Materials provided
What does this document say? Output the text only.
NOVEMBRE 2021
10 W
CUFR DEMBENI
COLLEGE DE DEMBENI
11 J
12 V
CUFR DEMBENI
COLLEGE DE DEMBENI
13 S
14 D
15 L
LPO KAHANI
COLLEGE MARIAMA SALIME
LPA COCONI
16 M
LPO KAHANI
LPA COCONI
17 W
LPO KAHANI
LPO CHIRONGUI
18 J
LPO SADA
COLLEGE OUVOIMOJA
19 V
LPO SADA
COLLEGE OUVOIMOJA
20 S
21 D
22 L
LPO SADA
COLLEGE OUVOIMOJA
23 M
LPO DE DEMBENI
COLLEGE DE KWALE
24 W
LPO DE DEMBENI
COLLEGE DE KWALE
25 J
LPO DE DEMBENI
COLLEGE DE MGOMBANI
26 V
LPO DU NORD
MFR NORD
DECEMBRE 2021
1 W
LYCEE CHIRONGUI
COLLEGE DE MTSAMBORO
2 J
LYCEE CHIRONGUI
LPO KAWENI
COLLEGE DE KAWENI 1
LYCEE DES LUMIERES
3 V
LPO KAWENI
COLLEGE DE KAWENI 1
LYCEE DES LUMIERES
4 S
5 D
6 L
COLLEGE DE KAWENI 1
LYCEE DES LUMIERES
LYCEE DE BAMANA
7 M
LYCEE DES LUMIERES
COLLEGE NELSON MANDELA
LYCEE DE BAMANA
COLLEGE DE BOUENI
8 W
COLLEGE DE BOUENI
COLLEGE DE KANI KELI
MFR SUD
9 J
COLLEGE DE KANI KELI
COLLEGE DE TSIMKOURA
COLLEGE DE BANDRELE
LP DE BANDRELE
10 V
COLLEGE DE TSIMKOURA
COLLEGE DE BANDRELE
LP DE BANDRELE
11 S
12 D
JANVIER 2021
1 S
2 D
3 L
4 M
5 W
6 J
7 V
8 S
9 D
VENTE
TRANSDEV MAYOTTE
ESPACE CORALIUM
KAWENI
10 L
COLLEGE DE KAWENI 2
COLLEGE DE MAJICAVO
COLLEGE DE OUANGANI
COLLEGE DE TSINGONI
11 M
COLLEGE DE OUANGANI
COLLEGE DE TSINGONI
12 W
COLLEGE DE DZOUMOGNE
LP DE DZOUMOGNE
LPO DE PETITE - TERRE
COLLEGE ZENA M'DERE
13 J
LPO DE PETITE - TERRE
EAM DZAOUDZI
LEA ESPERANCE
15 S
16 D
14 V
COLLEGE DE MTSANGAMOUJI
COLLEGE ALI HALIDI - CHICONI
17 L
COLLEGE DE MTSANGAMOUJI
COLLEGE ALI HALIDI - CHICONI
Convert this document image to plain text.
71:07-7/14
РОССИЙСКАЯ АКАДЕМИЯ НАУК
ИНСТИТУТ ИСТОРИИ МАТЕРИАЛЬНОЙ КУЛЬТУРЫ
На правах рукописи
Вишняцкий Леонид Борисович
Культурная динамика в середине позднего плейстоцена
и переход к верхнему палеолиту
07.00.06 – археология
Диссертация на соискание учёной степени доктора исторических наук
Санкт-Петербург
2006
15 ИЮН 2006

Problem to solve
Everything from the line containing "Convert this document image to plain text." to the end of the data above should be quoted exactly, please, both ends included, and nothing outside that span.

Answer to this task
Convert this document image to plain text.
71:07-7/14
РОССИЙСКАЯ АКАДЕМИЯ НАУК
ИНСТИТУТ ИСТОРИИ МАТЕРИАЛЬНОЙ КУЛЬТУРЫ
На правах рукописи
Вишняцкий Леонид Борисович
Культурная динамика в середине позднего плейстоцена
и переход к верхнему палеолиту
07.00.06 – археология
Диссертация на соискание учёной степени доктора исторических наук
Санкт-Петербург
2006
15 ИЮН 2006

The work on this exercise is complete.